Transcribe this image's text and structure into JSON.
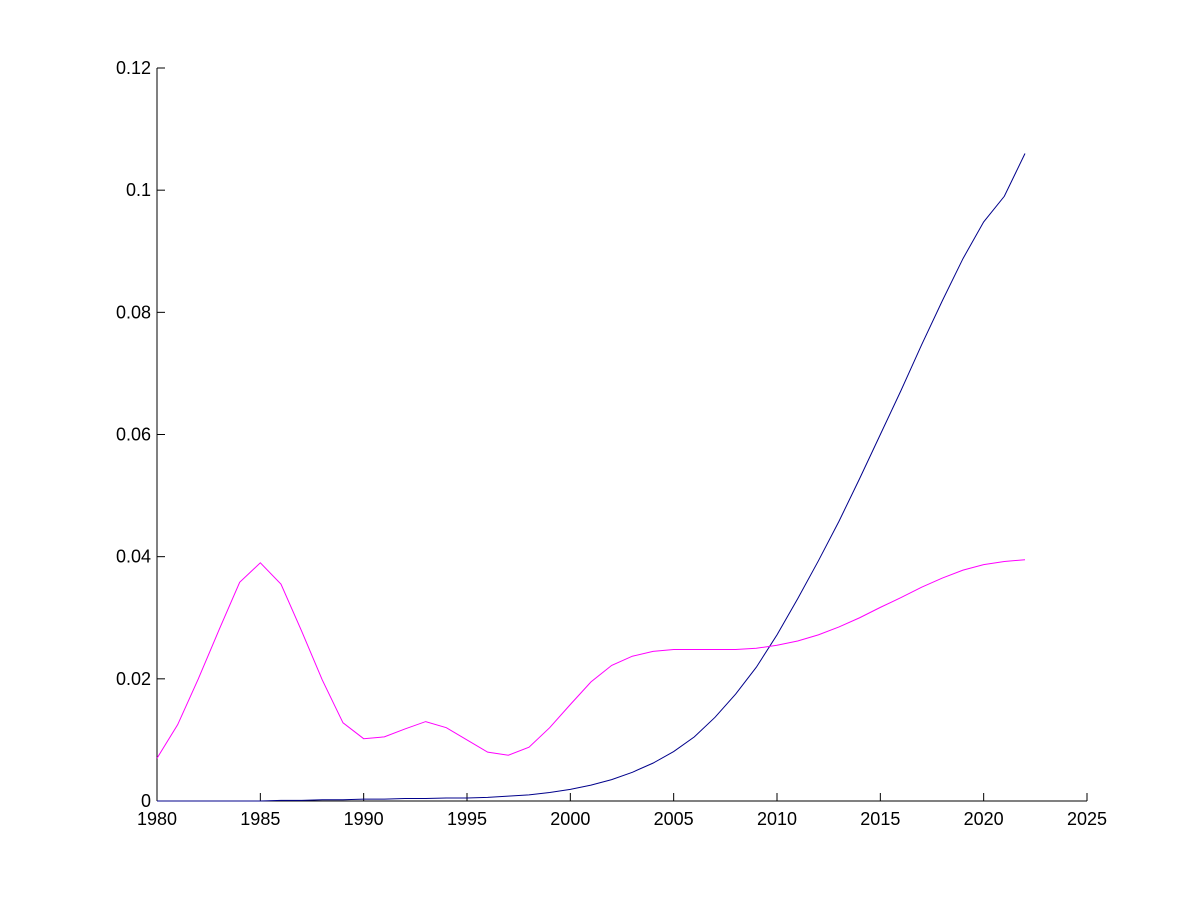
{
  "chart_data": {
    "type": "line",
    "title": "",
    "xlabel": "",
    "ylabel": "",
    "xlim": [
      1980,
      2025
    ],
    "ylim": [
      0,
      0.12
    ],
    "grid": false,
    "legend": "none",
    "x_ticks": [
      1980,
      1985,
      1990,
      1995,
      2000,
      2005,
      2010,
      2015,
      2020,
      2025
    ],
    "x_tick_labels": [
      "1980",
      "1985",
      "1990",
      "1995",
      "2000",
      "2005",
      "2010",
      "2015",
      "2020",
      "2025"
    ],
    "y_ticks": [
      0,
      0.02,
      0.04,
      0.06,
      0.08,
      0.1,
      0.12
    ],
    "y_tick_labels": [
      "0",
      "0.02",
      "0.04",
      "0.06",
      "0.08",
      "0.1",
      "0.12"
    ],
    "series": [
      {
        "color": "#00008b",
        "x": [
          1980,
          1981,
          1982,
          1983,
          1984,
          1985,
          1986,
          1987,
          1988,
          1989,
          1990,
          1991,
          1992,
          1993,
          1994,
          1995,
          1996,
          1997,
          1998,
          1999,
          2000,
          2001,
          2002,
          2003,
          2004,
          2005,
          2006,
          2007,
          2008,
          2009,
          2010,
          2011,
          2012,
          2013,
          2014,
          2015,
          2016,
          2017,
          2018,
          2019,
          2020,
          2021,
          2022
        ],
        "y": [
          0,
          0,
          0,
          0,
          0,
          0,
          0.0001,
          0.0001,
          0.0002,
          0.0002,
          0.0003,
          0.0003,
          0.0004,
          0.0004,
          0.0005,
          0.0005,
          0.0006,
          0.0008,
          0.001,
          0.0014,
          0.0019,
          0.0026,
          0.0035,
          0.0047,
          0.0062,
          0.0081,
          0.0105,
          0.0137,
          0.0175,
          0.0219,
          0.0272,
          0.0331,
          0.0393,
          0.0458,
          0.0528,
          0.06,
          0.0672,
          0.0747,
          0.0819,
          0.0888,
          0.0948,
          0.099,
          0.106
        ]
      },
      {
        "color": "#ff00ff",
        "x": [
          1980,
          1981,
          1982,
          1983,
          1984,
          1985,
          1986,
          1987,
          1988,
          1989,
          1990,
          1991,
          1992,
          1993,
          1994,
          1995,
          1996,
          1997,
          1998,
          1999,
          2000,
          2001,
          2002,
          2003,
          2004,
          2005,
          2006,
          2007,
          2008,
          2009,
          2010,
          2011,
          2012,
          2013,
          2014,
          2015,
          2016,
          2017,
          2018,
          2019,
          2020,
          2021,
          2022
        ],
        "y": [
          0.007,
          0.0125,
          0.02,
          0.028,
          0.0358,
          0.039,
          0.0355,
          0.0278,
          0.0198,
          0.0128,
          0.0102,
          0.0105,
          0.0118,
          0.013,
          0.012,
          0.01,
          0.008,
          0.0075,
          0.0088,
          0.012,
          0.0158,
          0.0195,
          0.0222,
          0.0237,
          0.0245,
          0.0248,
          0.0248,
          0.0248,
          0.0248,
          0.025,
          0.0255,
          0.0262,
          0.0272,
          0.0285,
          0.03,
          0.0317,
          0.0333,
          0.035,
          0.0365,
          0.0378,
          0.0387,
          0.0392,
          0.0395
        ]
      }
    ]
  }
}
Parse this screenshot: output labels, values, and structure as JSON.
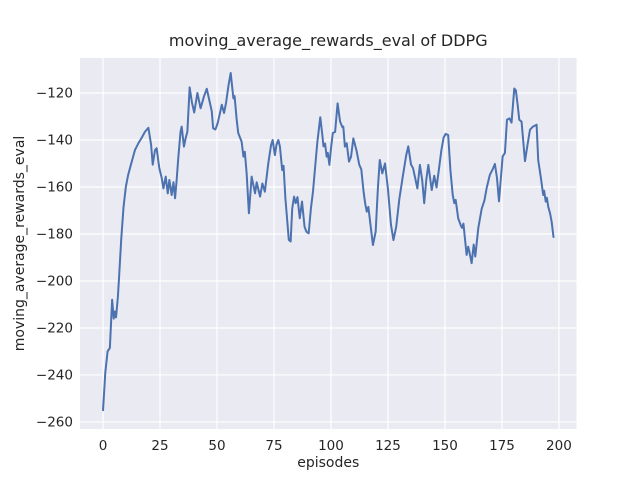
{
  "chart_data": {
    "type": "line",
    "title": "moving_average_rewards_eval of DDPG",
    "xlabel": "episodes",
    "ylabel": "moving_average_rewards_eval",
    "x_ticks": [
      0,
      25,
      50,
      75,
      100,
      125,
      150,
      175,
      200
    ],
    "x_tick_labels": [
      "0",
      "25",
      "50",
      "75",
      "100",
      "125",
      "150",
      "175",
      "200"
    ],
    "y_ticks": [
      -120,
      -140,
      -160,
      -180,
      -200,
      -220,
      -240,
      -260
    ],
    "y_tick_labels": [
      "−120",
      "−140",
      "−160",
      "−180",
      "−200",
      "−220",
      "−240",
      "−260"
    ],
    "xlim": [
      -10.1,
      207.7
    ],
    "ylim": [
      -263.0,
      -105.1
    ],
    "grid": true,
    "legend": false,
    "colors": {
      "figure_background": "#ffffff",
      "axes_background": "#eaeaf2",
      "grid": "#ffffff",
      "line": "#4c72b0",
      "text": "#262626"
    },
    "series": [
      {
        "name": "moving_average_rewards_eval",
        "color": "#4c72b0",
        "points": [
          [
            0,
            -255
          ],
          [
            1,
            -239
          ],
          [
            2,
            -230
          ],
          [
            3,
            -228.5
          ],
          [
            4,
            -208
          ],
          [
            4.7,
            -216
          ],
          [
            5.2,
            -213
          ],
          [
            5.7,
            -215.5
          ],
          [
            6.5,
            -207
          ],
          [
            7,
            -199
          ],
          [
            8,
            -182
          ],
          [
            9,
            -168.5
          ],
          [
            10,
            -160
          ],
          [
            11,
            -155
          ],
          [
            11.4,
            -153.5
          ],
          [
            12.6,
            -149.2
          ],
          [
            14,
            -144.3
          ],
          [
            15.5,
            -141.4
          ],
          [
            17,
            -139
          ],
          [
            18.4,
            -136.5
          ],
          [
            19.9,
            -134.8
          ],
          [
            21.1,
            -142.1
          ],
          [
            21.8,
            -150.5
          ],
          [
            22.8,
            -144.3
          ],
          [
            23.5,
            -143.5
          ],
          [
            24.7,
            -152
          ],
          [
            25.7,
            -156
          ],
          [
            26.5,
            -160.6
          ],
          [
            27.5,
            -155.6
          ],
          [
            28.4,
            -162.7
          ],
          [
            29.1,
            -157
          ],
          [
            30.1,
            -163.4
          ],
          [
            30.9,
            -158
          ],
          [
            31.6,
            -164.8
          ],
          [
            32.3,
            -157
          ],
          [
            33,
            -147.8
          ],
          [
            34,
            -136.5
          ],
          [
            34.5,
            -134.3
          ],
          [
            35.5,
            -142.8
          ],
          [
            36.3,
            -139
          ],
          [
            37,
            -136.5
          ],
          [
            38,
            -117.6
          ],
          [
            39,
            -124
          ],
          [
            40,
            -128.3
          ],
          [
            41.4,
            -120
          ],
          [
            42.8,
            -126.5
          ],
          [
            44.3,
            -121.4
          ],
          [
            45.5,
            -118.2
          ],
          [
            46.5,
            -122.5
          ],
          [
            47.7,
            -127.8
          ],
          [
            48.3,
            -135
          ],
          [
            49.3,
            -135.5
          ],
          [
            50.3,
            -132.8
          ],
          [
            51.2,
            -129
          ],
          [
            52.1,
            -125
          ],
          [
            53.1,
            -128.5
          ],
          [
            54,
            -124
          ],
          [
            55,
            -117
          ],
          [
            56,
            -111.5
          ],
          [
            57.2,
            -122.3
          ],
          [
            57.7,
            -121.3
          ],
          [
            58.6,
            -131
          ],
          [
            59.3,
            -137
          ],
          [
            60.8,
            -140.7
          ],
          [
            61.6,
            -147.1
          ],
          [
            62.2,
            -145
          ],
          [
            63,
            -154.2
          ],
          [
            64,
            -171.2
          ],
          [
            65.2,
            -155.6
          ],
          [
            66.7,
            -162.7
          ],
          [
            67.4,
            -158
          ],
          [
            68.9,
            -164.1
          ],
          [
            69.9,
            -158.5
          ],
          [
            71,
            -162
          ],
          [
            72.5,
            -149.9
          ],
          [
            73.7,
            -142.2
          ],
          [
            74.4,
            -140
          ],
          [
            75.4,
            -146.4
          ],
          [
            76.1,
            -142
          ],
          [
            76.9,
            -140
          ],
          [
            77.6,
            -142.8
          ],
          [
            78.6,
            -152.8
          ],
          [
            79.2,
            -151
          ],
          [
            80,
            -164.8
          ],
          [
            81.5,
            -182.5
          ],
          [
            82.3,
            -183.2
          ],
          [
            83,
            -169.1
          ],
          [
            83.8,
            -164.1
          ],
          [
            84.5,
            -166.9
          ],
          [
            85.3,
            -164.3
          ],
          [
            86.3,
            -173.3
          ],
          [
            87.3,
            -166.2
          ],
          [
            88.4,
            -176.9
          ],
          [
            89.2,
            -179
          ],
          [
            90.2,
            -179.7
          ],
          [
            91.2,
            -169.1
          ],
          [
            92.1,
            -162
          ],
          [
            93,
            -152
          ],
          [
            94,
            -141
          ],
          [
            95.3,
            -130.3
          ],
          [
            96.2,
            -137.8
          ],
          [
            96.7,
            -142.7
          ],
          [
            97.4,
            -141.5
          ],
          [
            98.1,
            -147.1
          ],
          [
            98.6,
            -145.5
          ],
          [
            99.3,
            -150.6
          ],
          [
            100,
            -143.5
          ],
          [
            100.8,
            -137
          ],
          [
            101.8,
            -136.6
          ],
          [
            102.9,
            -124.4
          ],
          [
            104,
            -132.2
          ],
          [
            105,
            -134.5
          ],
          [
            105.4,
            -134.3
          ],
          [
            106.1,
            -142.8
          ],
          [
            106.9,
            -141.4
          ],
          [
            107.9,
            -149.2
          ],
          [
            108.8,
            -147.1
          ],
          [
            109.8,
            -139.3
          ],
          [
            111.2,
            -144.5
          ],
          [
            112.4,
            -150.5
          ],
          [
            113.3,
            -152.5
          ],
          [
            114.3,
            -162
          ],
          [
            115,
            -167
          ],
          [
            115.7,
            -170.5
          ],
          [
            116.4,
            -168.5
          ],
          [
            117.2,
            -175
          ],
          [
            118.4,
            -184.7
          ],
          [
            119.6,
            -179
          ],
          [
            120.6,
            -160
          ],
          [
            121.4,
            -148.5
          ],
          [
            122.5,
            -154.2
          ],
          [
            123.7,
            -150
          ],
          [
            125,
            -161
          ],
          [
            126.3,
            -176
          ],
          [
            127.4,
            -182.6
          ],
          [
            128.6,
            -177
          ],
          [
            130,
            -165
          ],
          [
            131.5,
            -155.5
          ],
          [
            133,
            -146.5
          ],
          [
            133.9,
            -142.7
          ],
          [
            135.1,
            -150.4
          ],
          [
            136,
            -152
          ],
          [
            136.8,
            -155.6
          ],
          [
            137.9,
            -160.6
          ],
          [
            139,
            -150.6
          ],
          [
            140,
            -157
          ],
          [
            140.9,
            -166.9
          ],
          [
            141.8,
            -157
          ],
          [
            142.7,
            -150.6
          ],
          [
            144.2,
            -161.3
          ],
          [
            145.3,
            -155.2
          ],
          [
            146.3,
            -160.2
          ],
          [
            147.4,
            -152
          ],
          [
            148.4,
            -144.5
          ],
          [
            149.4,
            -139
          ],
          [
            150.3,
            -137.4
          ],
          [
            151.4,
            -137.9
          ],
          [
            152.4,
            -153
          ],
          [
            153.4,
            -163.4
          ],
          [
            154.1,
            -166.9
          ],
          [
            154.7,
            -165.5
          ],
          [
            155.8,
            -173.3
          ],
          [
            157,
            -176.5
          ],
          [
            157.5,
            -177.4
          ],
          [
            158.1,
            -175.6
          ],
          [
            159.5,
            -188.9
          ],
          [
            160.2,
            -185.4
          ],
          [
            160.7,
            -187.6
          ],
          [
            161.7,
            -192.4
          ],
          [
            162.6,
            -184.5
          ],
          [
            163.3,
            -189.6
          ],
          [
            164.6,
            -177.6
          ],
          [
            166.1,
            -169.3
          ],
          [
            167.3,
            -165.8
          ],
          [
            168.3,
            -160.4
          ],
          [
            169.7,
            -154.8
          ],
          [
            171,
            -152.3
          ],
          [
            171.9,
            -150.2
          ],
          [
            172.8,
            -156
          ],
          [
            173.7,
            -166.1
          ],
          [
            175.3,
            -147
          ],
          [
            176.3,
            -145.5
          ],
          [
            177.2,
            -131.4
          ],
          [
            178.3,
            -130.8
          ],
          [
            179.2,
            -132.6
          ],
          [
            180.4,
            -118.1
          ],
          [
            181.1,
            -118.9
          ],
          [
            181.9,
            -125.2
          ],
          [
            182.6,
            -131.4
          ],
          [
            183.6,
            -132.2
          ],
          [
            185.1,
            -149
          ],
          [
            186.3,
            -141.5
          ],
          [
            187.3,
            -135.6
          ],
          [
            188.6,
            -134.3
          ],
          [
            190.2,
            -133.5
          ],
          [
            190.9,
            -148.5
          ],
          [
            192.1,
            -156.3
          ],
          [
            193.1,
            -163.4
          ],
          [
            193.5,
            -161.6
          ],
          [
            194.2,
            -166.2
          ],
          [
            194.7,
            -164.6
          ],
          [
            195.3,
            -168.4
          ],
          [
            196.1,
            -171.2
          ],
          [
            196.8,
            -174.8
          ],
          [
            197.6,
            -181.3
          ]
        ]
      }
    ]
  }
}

——

▶ _Given instruction_
Using the entries above, find all lines with "title". Copy them.

▶ _Exercise result_
    "title": "",
    "title": "moving_average_rewards_eval of DDPG",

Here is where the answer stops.